▶ Directions for this task
Go through the listing and copy every line word for word.

▶ Dataset records
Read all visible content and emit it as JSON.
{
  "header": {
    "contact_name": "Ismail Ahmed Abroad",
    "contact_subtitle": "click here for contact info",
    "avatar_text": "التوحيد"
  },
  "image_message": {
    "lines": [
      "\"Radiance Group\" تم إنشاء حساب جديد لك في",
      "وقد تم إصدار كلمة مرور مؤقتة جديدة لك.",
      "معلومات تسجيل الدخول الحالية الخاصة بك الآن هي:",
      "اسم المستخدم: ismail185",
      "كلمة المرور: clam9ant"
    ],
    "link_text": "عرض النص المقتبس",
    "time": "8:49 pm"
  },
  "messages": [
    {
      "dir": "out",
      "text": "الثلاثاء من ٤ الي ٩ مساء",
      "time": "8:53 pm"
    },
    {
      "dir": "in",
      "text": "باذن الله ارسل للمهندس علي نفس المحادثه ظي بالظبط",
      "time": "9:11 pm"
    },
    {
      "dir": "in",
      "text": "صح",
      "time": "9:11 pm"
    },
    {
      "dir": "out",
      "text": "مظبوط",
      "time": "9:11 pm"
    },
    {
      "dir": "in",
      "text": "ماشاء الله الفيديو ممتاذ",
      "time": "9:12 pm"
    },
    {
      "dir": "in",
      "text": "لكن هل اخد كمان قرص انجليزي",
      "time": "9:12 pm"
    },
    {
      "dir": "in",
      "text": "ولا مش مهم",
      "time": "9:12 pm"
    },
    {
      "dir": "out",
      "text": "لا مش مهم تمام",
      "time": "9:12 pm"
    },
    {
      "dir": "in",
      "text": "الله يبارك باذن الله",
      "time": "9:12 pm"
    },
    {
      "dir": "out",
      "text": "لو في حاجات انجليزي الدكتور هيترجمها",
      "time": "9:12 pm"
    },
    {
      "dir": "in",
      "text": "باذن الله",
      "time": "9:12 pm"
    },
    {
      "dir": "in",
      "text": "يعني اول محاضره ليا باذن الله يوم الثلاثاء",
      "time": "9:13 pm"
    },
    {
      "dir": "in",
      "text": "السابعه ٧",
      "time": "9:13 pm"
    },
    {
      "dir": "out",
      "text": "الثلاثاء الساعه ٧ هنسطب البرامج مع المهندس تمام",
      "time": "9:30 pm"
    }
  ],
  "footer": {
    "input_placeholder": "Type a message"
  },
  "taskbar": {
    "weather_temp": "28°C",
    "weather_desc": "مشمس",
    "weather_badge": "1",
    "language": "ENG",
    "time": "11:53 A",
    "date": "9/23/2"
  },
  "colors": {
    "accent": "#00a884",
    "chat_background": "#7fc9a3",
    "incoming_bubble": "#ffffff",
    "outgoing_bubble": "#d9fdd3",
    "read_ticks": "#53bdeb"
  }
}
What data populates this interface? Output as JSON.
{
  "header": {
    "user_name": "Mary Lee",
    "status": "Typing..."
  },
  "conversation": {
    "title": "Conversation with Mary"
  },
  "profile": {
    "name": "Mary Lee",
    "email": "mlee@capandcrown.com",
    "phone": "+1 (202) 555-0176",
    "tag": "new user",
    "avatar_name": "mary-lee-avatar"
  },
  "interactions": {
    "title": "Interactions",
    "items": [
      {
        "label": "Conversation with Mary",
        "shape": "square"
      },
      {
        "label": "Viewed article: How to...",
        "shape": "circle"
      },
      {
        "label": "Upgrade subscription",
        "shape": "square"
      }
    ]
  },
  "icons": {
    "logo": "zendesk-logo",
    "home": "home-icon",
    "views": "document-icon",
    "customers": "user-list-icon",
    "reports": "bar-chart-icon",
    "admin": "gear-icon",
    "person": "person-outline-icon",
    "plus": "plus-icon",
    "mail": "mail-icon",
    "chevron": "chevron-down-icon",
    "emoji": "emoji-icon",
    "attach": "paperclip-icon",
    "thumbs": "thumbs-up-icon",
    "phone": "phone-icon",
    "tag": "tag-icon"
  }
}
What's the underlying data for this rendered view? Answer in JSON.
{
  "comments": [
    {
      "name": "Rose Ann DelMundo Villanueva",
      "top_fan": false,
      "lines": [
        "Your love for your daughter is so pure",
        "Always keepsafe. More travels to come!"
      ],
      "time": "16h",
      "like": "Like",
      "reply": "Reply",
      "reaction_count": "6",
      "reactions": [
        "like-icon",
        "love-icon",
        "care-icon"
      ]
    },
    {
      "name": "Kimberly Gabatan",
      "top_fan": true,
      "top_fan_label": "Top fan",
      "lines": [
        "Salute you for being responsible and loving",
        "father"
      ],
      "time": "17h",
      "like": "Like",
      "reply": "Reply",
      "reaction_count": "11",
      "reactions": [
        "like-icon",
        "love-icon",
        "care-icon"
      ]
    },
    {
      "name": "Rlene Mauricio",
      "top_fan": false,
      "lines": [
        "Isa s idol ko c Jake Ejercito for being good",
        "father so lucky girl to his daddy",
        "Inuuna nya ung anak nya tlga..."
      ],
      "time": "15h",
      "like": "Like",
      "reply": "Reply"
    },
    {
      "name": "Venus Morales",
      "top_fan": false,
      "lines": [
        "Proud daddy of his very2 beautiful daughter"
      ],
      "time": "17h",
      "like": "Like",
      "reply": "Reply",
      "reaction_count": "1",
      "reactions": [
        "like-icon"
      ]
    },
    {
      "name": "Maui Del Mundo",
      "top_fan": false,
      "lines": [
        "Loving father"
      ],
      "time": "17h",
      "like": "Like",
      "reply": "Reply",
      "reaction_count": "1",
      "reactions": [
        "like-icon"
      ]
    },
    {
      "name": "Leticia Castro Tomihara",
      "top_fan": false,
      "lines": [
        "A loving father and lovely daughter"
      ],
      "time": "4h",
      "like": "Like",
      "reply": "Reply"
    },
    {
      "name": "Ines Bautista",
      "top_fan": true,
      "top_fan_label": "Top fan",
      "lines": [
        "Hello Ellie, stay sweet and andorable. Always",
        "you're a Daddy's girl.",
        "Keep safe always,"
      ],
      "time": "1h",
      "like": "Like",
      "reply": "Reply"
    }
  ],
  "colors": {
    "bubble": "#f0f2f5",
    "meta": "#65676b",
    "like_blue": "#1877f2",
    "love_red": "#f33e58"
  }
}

▶ Result of the task
Read all visible content and emit it as JSON.
{
  "header": {
    "contact_name": "Ismail Ahmed Abroad",
    "contact_subtitle": "click here for contact info",
    "avatar_text": "التوحيد"
  },
  "image_message": {
    "lines": [
      "\"Radiance Group\" تم إنشاء حساب جديد لك في",
      "وقد تم إصدار كلمة مرور مؤقتة جديدة لك.",
      "معلومات تسجيل الدخول الحالية الخاصة بك الآن هي:",
      "اسم المستخدم: ismail185",
      "كلمة المرور: clam9ant"
    ],
    "link_text": "عرض النص المقتبس",
    "time": "8:49 pm"
  },
  "messages": [
    {
      "dir": "out",
      "text": "الثلاثاء من ٤ الي ٩ مساء",
      "time": "8:53 pm"
    },
    {
      "dir": "in",
      "text": "باذن الله ارسل للمهندس علي نفس المحادثه ظي بالظبط",
      "time": "9:11 pm"
    },
    {
      "dir": "in",
      "text": "صح",
      "time": "9:11 pm"
    },
    {
      "dir": "out",
      "text": "مظبوط",
      "time": "9:11 pm"
    },
    {
      "dir": "in",
      "text": "ماشاء الله الفيديو ممتاذ",
      "time": "9:12 pm"
    },
    {
      "dir": "in",
      "text": "لكن هل اخد كمان قرص انجليزي",
      "time": "9:12 pm"
    },
    {
      "dir": "in",
      "text": "ولا مش مهم",
      "time": "9:12 pm"
    },
    {
      "dir": "out",
      "text": "لا مش مهم تمام",
      "time": "9:12 pm"
    },
    {
      "dir": "in",
      "text": "الله يبارك باذن الله",
      "time": "9:12 pm"
    },
    {
      "dir": "out",
      "text": "لو في حاجات انجليزي الدكتور هيترجمها",
      "time": "9:12 pm"
    },
    {
      "dir": "in",
      "text": "باذن الله",
      "time": "9:12 pm"
    },
    {
      "dir": "in",
      "text": "يعني اول محاضره ليا باذن الله يوم الثلاثاء",
      "time": "9:13 pm"
    },
    {
      "dir": "in",
      "text": "السابعه ٧",
      "time": "9:13 pm"
    },
    {
      "dir": "out",
      "text": "الثلاثاء الساعه ٧ هنسطب البرامج مع المهندس تمام",
      "time": "9:30 pm"
    }
  ],
  "footer": {
    "input_placeholder": "Type a message"
  },
  "taskbar": {
    "weather_temp": "28°C",
    "weather_desc": "مشمس",
    "weather_badge": "1",
    "language": "ENG",
    "time": "11:53 A",
    "date": "9/23/2"
  },
  "colors": {
    "accent": "#00a884",
    "chat_background": "#7fc9a3",
    "incoming_bubble": "#ffffff",
    "outgoing_bubble": "#d9fdd3",
    "read_ticks": "#53bdeb"
  }
}
What data populates this interface? Output as JSON.
{
  "header": {
    "user_name": "Mary Lee",
    "status": "Typing..."
  },
  "conversation": {
    "title": "Conversation with Mary"
  },
  "profile": {
    "name": "Mary Lee",
    "email": "mlee@capandcrown.com",
    "phone": "+1 (202) 555-0176",
    "tag": "new user",
    "avatar_name": "mary-lee-avatar"
  },
  "interactions": {
    "title": "Interactions",
    "items": [
      {
        "label": "Conversation with Mary",
        "shape": "square"
      },
      {
        "label": "Viewed article: How to...",
        "shape": "circle"
      },
      {
        "label": "Upgrade subscription",
        "shape": "square"
      }
    ]
  },
  "icons": {
    "logo": "zendesk-logo",
    "home": "home-icon",
    "views": "document-icon",
    "customers": "user-list-icon",
    "reports": "bar-chart-icon",
    "admin": "gear-icon",
    "person": "person-outline-icon",
    "plus": "plus-icon",
    "mail": "mail-icon",
    "chevron": "chevron-down-icon",
    "emoji": "emoji-icon",
    "attach": "paperclip-icon",
    "thumbs": "thumbs-up-icon",
    "phone": "phone-icon",
    "tag": "tag-icon"
  }
}
What's the underlying data for this rendered view? Answer in JSON.
{
  "comments": [
    {
      "name": "Rose Ann DelMundo Villanueva",
      "top_fan": false,
      "lines": [
        "Your love for your daughter is so pure",
        "Always keepsafe. More travels to come!"
      ],
      "time": "16h",
      "like": "Like",
      "reply": "Reply",
      "reaction_count": "6",
      "reactions": [
        "like-icon",
        "love-icon",
        "care-icon"
      ]
    },
    {
      "name": "Kimberly Gabatan",
      "top_fan": true,
      "top_fan_label": "Top fan",
      "lines": [
        "Salute you for being responsible and loving",
        "father"
      ],
      "time": "17h",
      "like": "Like",
      "reply": "Reply",
      "reaction_count": "11",
      "reactions": [
        "like-icon",
        "love-icon",
        "care-icon"
      ]
    },
    {
      "name": "Rlene Mauricio",
      "top_fan": false,
      "lines": [
        "Isa s idol ko c Jake Ejercito for being good",
        "father so lucky girl to his daddy",
        "Inuuna nya ung anak nya tlga..."
      ],
      "time": "15h",
      "like": "Like",
      "reply": "Reply"
    },
    {
      "name": "Venus Morales",
      "top_fan": false,
      "lines": [
        "Proud daddy of his very2 beautiful daughter"
      ],
      "time": "17h",
      "like": "Like",
      "reply": "Reply",
      "reaction_count": "1",
      "reactions": [
        "like-icon"
      ]
    },
    {
      "name": "Maui Del Mundo",
      "top_fan": false,
      "lines": [
        "Loving father"
      ],
      "time": "17h",
      "like": "Like",
      "reply": "Reply",
      "reaction_count": "1",
      "reactions": [
        "like-icon"
      ]
    },
    {
      "name": "Leticia Castro Tomihara",
      "top_fan": false,
      "lines": [
        "A loving father and lovely daughter"
      ],
      "time": "4h",
      "like": "Like",
      "reply": "Reply"
    },
    {
      "name": "Ines Bautista",
      "top_fan": true,
      "top_fan_label": "Top fan",
      "lines": [
        "Hello Ellie, stay sweet and andorable. Always",
        "you're a Daddy's girl.",
        "Keep safe always,"
      ],
      "time": "1h",
      "like": "Like",
      "reply": "Reply"
    }
  ],
  "colors": {
    "bubble": "#f0f2f5",
    "meta": "#65676b",
    "like_blue": "#1877f2",
    "love_red": "#f33e58"
  }
}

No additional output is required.